Source records:

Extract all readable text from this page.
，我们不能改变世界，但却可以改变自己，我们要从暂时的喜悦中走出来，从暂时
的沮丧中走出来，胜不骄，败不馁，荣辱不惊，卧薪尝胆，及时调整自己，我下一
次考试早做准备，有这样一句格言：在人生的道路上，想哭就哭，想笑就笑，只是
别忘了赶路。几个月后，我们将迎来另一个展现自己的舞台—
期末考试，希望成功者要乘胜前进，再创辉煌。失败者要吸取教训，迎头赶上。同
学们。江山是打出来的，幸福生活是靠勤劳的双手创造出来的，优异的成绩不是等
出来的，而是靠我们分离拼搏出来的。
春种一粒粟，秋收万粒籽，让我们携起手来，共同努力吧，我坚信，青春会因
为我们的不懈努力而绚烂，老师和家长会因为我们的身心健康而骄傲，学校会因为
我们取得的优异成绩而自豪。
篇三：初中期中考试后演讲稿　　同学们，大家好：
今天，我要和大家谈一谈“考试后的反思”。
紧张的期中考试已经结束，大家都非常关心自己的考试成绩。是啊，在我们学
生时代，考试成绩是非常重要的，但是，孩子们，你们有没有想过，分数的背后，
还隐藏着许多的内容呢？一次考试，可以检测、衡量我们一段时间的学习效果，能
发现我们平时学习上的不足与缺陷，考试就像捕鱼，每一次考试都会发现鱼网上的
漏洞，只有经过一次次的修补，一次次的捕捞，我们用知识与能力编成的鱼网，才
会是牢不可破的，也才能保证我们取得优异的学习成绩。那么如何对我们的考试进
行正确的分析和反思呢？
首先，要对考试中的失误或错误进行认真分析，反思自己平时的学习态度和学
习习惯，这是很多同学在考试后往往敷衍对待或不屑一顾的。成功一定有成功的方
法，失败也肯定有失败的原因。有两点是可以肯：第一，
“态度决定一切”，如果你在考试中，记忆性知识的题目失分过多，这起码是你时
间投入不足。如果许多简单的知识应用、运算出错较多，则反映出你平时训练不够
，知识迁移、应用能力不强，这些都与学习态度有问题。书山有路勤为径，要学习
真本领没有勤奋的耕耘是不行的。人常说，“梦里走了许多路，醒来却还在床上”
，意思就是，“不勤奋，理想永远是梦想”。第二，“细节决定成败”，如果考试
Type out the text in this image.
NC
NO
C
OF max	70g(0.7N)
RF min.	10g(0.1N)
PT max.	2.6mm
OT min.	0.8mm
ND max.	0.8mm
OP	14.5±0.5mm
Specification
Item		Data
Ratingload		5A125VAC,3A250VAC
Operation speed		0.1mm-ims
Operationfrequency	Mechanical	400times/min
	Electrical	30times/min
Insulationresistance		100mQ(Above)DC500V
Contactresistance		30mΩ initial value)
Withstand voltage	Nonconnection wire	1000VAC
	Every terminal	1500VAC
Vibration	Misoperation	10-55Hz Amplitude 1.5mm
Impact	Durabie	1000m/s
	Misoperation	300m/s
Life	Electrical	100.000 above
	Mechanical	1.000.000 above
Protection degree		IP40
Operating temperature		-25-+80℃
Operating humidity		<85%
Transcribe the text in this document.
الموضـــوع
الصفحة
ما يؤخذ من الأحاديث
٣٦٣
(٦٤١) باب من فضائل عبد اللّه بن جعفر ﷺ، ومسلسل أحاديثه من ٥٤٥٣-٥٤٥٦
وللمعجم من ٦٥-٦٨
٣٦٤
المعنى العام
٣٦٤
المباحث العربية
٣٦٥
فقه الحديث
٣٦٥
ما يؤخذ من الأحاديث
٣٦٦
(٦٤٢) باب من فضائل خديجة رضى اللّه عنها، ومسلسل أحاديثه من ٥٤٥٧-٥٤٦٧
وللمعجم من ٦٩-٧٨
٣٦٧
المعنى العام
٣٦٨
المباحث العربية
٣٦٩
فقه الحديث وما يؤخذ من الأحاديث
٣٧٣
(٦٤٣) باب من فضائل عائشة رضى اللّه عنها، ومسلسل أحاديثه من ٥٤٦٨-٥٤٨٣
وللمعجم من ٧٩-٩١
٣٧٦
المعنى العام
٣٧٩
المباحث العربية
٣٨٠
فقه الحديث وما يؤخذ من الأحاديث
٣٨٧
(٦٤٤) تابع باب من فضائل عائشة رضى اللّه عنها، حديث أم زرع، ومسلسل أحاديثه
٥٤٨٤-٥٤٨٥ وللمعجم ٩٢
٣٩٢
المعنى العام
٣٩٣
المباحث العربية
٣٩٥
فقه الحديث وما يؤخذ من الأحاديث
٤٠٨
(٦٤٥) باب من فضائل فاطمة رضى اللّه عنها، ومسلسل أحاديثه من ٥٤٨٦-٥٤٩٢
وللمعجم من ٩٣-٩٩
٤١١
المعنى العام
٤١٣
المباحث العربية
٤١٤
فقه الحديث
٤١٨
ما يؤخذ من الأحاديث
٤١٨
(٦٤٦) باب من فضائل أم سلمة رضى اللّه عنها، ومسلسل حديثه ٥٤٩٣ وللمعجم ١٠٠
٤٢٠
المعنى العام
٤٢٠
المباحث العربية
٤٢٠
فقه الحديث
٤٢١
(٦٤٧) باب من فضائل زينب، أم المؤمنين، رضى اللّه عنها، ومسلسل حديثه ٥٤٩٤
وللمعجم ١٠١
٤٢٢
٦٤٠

**SET TASK:** Reproduce every record above exactly as it appears.

**THE SOLUTION:**
Extract all readable text from this page.
，我们不能改变世界，但却可以改变自己，我们要从暂时的喜悦中走出来，从暂时
的沮丧中走出来，胜不骄，败不馁，荣辱不惊，卧薪尝胆，及时调整自己，我下一
次考试早做准备，有这样一句格言：在人生的道路上，想哭就哭，想笑就笑，只是
别忘了赶路。几个月后，我们将迎来另一个展现自己的舞台—
期末考试，希望成功者要乘胜前进，再创辉煌。失败者要吸取教训，迎头赶上。同
学们。江山是打出来的，幸福生活是靠勤劳的双手创造出来的，优异的成绩不是等
出来的，而是靠我们分离拼搏出来的。
春种一粒粟，秋收万粒籽，让我们携起手来，共同努力吧，我坚信，青春会因
为我们的不懈努力而绚烂，老师和家长会因为我们的身心健康而骄傲，学校会因为
我们取得的优异成绩而自豪。
篇三：初中期中考试后演讲稿　　同学们，大家好：
今天，我要和大家谈一谈“考试后的反思”。
紧张的期中考试已经结束，大家都非常关心自己的考试成绩。是啊，在我们学
生时代，考试成绩是非常重要的，但是，孩子们，你们有没有想过，分数的背后，
还隐藏着许多的内容呢？一次考试，可以检测、衡量我们一段时间的学习效果，能
发现我们平时学习上的不足与缺陷，考试就像捕鱼，每一次考试都会发现鱼网上的
漏洞，只有经过一次次的修补，一次次的捕捞，我们用知识与能力编成的鱼网，才
会是牢不可破的，也才能保证我们取得优异的学习成绩。那么如何对我们的考试进
行正确的分析和反思呢？
首先，要对考试中的失误或错误进行认真分析，反思自己平时的学习态度和学
习习惯，这是很多同学在考试后往往敷衍对待或不屑一顾的。成功一定有成功的方
法，失败也肯定有失败的原因。有两点是可以肯：第一，
“态度决定一切”，如果你在考试中，记忆性知识的题目失分过多，这起码是你时
间投入不足。如果许多简单的知识应用、运算出错较多，则反映出你平时训练不够
，知识迁移、应用能力不强，这些都与学习态度有问题。书山有路勤为径，要学习
真本领没有勤奋的耕耘是不行的。人常说，“梦里走了许多路，醒来却还在床上”
，意思就是，“不勤奋，理想永远是梦想”。第二，“细节决定成败”，如果考试
Type out the text in this image.
NC
NO
C
OF max	70g(0.7N)
RF min.	10g(0.1N)
PT max.	2.6mm
OT min.	0.8mm
ND max.	0.8mm
OP	14.5±0.5mm
Specification
Item		Data
Ratingload		5A125VAC,3A250VAC
Operation speed		0.1mm-ims
Operationfrequency	Mechanical	400times/min
	Electrical	30times/min
Insulationresistance		100mQ(Above)DC500V
Contactresistance		30mΩ initial value)
Withstand voltage	Nonconnection wire	1000VAC
	Every terminal	1500VAC
Vibration	Misoperation	10-55Hz Amplitude 1.5mm
Impact	Durabie	1000m/s
	Misoperation	300m/s
Life	Electrical	100.000 above
	Mechanical	1.000.000 above
Protection degree		IP40
Operating temperature		-25-+80℃
Operating humidity		<85%
Transcribe the text in this document.
الموضـــوع
الصفحة
ما يؤخذ من الأحاديث
٣٦٣
(٦٤١) باب من فضائل عبد اللّه بن جعفر ﷺ، ومسلسل أحاديثه من ٥٤٥٣-٥٤٥٦
وللمعجم من ٦٥-٦٨
٣٦٤
المعنى العام
٣٦٤
المباحث العربية
٣٦٥
فقه الحديث
٣٦٥
ما يؤخذ من الأحاديث
٣٦٦
(٦٤٢) باب من فضائل خديجة رضى اللّه عنها، ومسلسل أحاديثه من ٥٤٥٧-٥٤٦٧
وللمعجم من ٦٩-٧٨
٣٦٧
المعنى العام
٣٦٨
المباحث العربية
٣٦٩
فقه الحديث وما يؤخذ من الأحاديث
٣٧٣
(٦٤٣) باب من فضائل عائشة رضى اللّه عنها، ومسلسل أحاديثه من ٥٤٦٨-٥٤٨٣
وللمعجم من ٧٩-٩١
٣٧٦
المعنى العام
٣٧٩
المباحث العربية
٣٨٠
فقه الحديث وما يؤخذ من الأحاديث
٣٨٧
(٦٤٤) تابع باب من فضائل عائشة رضى اللّه عنها، حديث أم زرع، ومسلسل أحاديثه
٥٤٨٤-٥٤٨٥ وللمعجم ٩٢
٣٩٢
المعنى العام
٣٩٣
المباحث العربية
٣٩٥
فقه الحديث وما يؤخذ من الأحاديث
٤٠٨
(٦٤٥) باب من فضائل فاطمة رضى اللّه عنها، ومسلسل أحاديثه من ٥٤٨٦-٥٤٩٢
وللمعجم من ٩٣-٩٩
٤١١
المعنى العام
٤١٣
المباحث العربية
٤١٤
فقه الحديث
٤١٨
ما يؤخذ من الأحاديث
٤١٨
(٦٤٦) باب من فضائل أم سلمة رضى اللّه عنها، ومسلسل حديثه ٥٤٩٣ وللمعجم ١٠٠
٤٢٠
المعنى العام
٤٢٠
المباحث العربية
٤٢٠
فقه الحديث
٤٢١
(٦٤٧) باب من فضائل زينب، أم المؤمنين، رضى اللّه عنها، ومسلسل حديثه ٥٤٩٤
وللمعجم ١٠١
٤٢٢
٦٤٠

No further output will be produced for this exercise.